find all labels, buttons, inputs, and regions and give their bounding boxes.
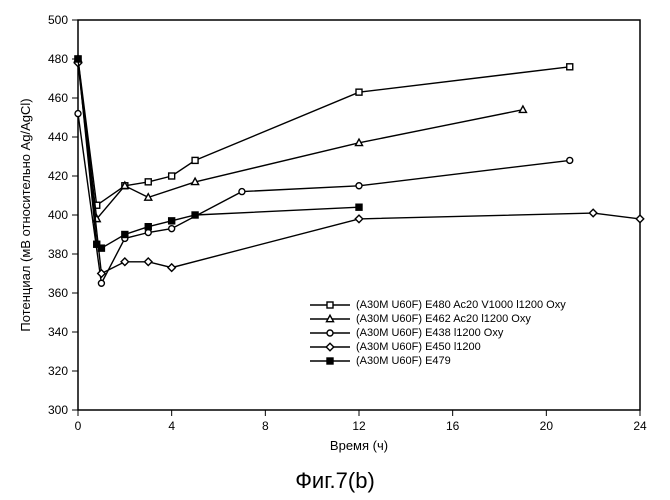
legend: (A30M U60F) E480 Ac20 V1000 l1200 Oxy(A3… — [310, 298, 566, 368]
svg-text:360: 360 — [48, 286, 68, 300]
svg-text:Потенциал (мВ относительно Ag/: Потенциал (мВ относительно Ag/AgCl) — [18, 98, 33, 331]
svg-text:8: 8 — [262, 419, 269, 433]
svg-text:500: 500 — [48, 13, 68, 27]
legend-label: (A30M U60F) E479 — [356, 354, 451, 368]
legend-label: (A30M U60F) E438 l1200 Oxy — [356, 326, 503, 340]
svg-text:20: 20 — [540, 419, 554, 433]
legend-label: (A30M U60F) E462 Ac20 l1200 Oxy — [356, 312, 531, 326]
legend-item: (A30M U60F) E480 Ac20 V1000 l1200 Oxy — [310, 298, 566, 312]
svg-text:340: 340 — [48, 325, 68, 339]
legend-item: (A30M U60F) E479 — [310, 354, 566, 368]
svg-text:380: 380 — [48, 247, 68, 261]
figure-caption: Фиг.7(b) — [0, 468, 670, 494]
svg-text:4: 4 — [168, 419, 175, 433]
svg-text:300: 300 — [48, 403, 68, 417]
svg-text:320: 320 — [48, 364, 68, 378]
legend-item: (A30M U60F) E462 Ac20 l1200 Oxy — [310, 312, 566, 326]
svg-text:420: 420 — [48, 169, 68, 183]
svg-text:440: 440 — [48, 130, 68, 144]
legend-label: (A30M U60F) E480 Ac20 V1000 l1200 Oxy — [356, 298, 566, 312]
svg-text:460: 460 — [48, 91, 68, 105]
svg-text:Время (ч): Время (ч) — [330, 438, 388, 453]
svg-text:16: 16 — [446, 419, 460, 433]
legend-label: (A30M U60F) E450 l1200 — [356, 340, 481, 354]
svg-text:400: 400 — [48, 208, 68, 222]
legend-item: (A30M U60F) E450 l1200 — [310, 340, 566, 354]
svg-text:480: 480 — [48, 52, 68, 66]
svg-text:12: 12 — [352, 419, 366, 433]
svg-text:24: 24 — [633, 419, 647, 433]
svg-text:0: 0 — [75, 419, 82, 433]
line-chart: 300 320 340 360 380 400 420 440 460 480 500 0 4 8 12 16… — [0, 0, 670, 460]
legend-item: (A30M U60F) E438 l1200 Oxy — [310, 326, 566, 340]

+===+

Task:
Rewrite every row above, replacing "legend-label" with "legend-caption" and keeping everything else unchanged. Omit the picture from your output.

The result:
find all labels, buttons, inputs, and regions and give their bounding boxes.
legend: (A30M U60F) E480 Ac20 V1000 l1200 Oxy(A3… — [310, 298, 566, 368]
svg-text:360: 360 — [48, 286, 68, 300]
svg-text:Потенциал (мВ относительно Ag/: Потенциал (мВ относительно Ag/AgCl) — [18, 98, 33, 331]
svg-text:8: 8 — [262, 419, 269, 433]
svg-text:500: 500 — [48, 13, 68, 27]
legend-caption: (A30M U60F) E479 — [356, 354, 451, 368]
legend-caption: (A30M U60F) E438 l1200 Oxy — [356, 326, 503, 340]
svg-text:20: 20 — [540, 419, 554, 433]
legend-caption: (A30M U60F) E462 Ac20 l1200 Oxy — [356, 312, 531, 326]
legend-item: (A30M U60F) E480 Ac20 V1000 l1200 Oxy — [310, 298, 566, 312]
svg-text:340: 340 — [48, 325, 68, 339]
legend-item: (A30M U60F) E479 — [310, 354, 566, 368]
svg-text:380: 380 — [48, 247, 68, 261]
figure-caption: Фиг.7(b) — [0, 468, 670, 494]
svg-text:4: 4 — [168, 419, 175, 433]
svg-text:300: 300 — [48, 403, 68, 417]
svg-text:320: 320 — [48, 364, 68, 378]
legend-item: (A30M U60F) E462 Ac20 l1200 Oxy — [310, 312, 566, 326]
svg-text:420: 420 — [48, 169, 68, 183]
svg-text:440: 440 — [48, 130, 68, 144]
legend-caption: (A30M U60F) E480 Ac20 V1000 l1200 Oxy — [356, 298, 566, 312]
svg-text:460: 460 — [48, 91, 68, 105]
svg-text:Время (ч): Время (ч) — [330, 438, 388, 453]
svg-text:16: 16 — [446, 419, 460, 433]
legend-caption: (A30M U60F) E450 l1200 — [356, 340, 481, 354]
svg-text:400: 400 — [48, 208, 68, 222]
legend-item: (A30M U60F) E450 l1200 — [310, 340, 566, 354]
svg-text:480: 480 — [48, 52, 68, 66]
svg-text:12: 12 — [352, 419, 366, 433]
svg-text:24: 24 — [633, 419, 647, 433]
svg-text:0: 0 — [75, 419, 82, 433]
line-chart: 300 320 340 360 380 400 420 440 460 480 500 0 4 8 12 16… — [0, 0, 670, 460]
legend-item: (A30M U60F) E438 l1200 Oxy — [310, 326, 566, 340]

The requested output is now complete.